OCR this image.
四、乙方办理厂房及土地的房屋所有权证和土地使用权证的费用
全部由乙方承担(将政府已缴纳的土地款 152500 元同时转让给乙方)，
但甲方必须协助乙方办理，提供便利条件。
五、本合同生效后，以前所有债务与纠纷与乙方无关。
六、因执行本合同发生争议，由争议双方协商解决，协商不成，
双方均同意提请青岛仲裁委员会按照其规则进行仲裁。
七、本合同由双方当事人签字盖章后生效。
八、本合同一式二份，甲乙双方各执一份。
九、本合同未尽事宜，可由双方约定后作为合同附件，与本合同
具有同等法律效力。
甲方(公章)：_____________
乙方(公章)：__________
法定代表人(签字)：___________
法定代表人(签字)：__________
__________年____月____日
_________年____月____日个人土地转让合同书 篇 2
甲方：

AIM: Give back each line above precisely as it stands.

RESPONSE:
OCR this image.
四、乙方办理厂房及土地的房屋所有权证和土地使用权证的费用
全部由乙方承担(将政府已缴纳的土地款 152500 元同时转让给乙方)，
但甲方必须协助乙方办理，提供便利条件。
五、本合同生效后，以前所有债务与纠纷与乙方无关。
六、因执行本合同发生争议，由争议双方协商解决，协商不成，
双方均同意提请青岛仲裁委员会按照其规则进行仲裁。
七、本合同由双方当事人签字盖章后生效。
八、本合同一式二份，甲乙双方各执一份。
九、本合同未尽事宜，可由双方约定后作为合同附件，与本合同
具有同等法律效力。
甲方(公章)：_____________
乙方(公章)：__________
法定代表人(签字)：___________
法定代表人(签字)：__________
__________年____月____日
_________年____月____日个人土地转让合同书 篇 2
甲方：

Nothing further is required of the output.